INFORMATION SHOWN:
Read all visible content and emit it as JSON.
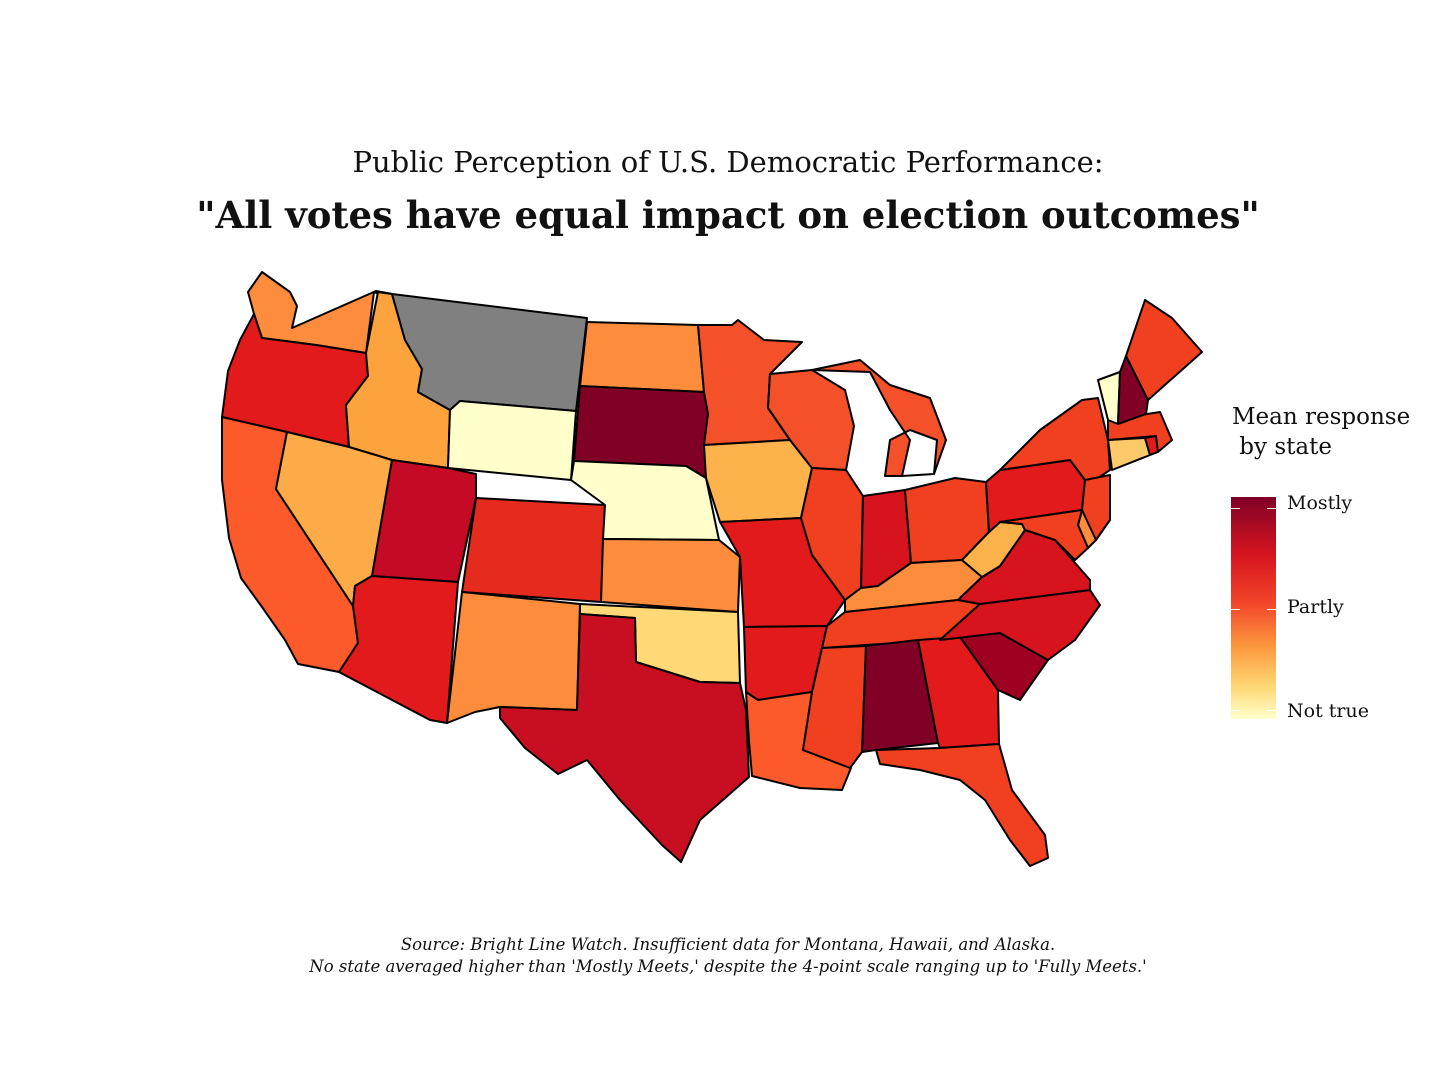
{
  "header": {
    "subtitle": "Public Perception of U.S. Democratic Performance:",
    "title": "\"All votes have equal impact on election outcomes\""
  },
  "legend": {
    "title": "Mean response\n by state",
    "labels": {
      "top": "Mostly",
      "mid": "Partly",
      "bottom": "Not true"
    }
  },
  "caption": {
    "line1": "Source: Bright Line Watch. Insufficient data for Montana, Hawaii, and Alaska.",
    "line2": "No state averaged higher than 'Mostly Meets,' despite the 4-point scale ranging up to 'Fully Meets.'"
  },
  "colors": {
    "no_data": "#808080",
    "scale": [
      "#ffffcc",
      "#fed976",
      "#feb24c",
      "#fd8d3c",
      "#fc4e2a",
      "#e31a1c",
      "#bd0026",
      "#800026"
    ]
  },
  "chart_data": {
    "type": "choropleth",
    "scale_labels": [
      "Not true",
      "Partly",
      "Mostly"
    ],
    "states": {
      "WA": "#fd8d3c",
      "OR": "#e31a1c",
      "CA": "#fc5a2a",
      "ID": "#fda33d",
      "NV": "#fdaa48",
      "MT": "#808080",
      "WY": "#ffffcc",
      "UT": "#c40a24",
      "AZ": "#e31a1c",
      "CO": "#e52a1e",
      "NM": "#fd8d3c",
      "ND": "#fd8d3c",
      "SD": "#800026",
      "NE": "#ffffcc",
      "KS": "#fd8d3c",
      "OK": "#fed976",
      "TX": "#c80f21",
      "MN": "#f4502a",
      "IA": "#feb24c",
      "MO": "#e31a1c",
      "AR": "#e31a1c",
      "LA": "#fc5a2a",
      "WI": "#f4502a",
      "IL": "#f0401f",
      "MI": "#f4502a",
      "IN": "#d7141e",
      "OH": "#f0401f",
      "KY": "#fd8d3c",
      "TN": "#f0401f",
      "MS": "#f0401f",
      "AL": "#800026",
      "GA": "#e31a1c",
      "FL": "#f0401f",
      "SC": "#9e0022",
      "NC": "#d7141e",
      "VA": "#d7141e",
      "WV": "#feb24c",
      "PA": "#e31a1c",
      "NY": "#f0401f",
      "VT": "#ffffcc",
      "NH": "#800026",
      "ME": "#f0401f",
      "MA": "#f0401f",
      "CT": "#fec96a",
      "RI": "#e31a1c",
      "NJ": "#f0401f",
      "DE": "#fd8d3c",
      "MD": "#f0401f"
    }
  }
}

GOAL OF THE EXERCISE: Extract all the data above exactly, excluding every picture.

REPLY:
Read all visible content and emit it as JSON.
{
  "header": {
    "subtitle": "Public Perception of U.S. Democratic Performance:",
    "title": "\"All votes have equal impact on election outcomes\""
  },
  "legend": {
    "title": "Mean response\n by state",
    "labels": {
      "top": "Mostly",
      "mid": "Partly",
      "bottom": "Not true"
    }
  },
  "caption": {
    "line1": "Source: Bright Line Watch. Insufficient data for Montana, Hawaii, and Alaska.",
    "line2": "No state averaged higher than 'Mostly Meets,' despite the 4-point scale ranging up to 'Fully Meets.'"
  },
  "colors": {
    "no_data": "#808080",
    "scale": [
      "#ffffcc",
      "#fed976",
      "#feb24c",
      "#fd8d3c",
      "#fc4e2a",
      "#e31a1c",
      "#bd0026",
      "#800026"
    ]
  },
  "chart_data": {
    "type": "choropleth",
    "scale_labels": [
      "Not true",
      "Partly",
      "Mostly"
    ],
    "states": {
      "WA": "#fd8d3c",
      "OR": "#e31a1c",
      "CA": "#fc5a2a",
      "ID": "#fda33d",
      "NV": "#fdaa48",
      "MT": "#808080",
      "WY": "#ffffcc",
      "UT": "#c40a24",
      "AZ": "#e31a1c",
      "CO": "#e52a1e",
      "NM": "#fd8d3c",
      "ND": "#fd8d3c",
      "SD": "#800026",
      "NE": "#ffffcc",
      "KS": "#fd8d3c",
      "OK": "#fed976",
      "TX": "#c80f21",
      "MN": "#f4502a",
      "IA": "#feb24c",
      "MO": "#e31a1c",
      "AR": "#e31a1c",
      "LA": "#fc5a2a",
      "WI": "#f4502a",
      "IL": "#f0401f",
      "MI": "#f4502a",
      "IN": "#d7141e",
      "OH": "#f0401f",
      "KY": "#fd8d3c",
      "TN": "#f0401f",
      "MS": "#f0401f",
      "AL": "#800026",
      "GA": "#e31a1c",
      "FL": "#f0401f",
      "SC": "#9e0022",
      "NC": "#d7141e",
      "VA": "#d7141e",
      "WV": "#feb24c",
      "PA": "#e31a1c",
      "NY": "#f0401f",
      "VT": "#ffffcc",
      "NH": "#800026",
      "ME": "#f0401f",
      "MA": "#f0401f",
      "CT": "#fec96a",
      "RI": "#e31a1c",
      "NJ": "#f0401f",
      "DE": "#fd8d3c",
      "MD": "#f0401f"
    }
  }
}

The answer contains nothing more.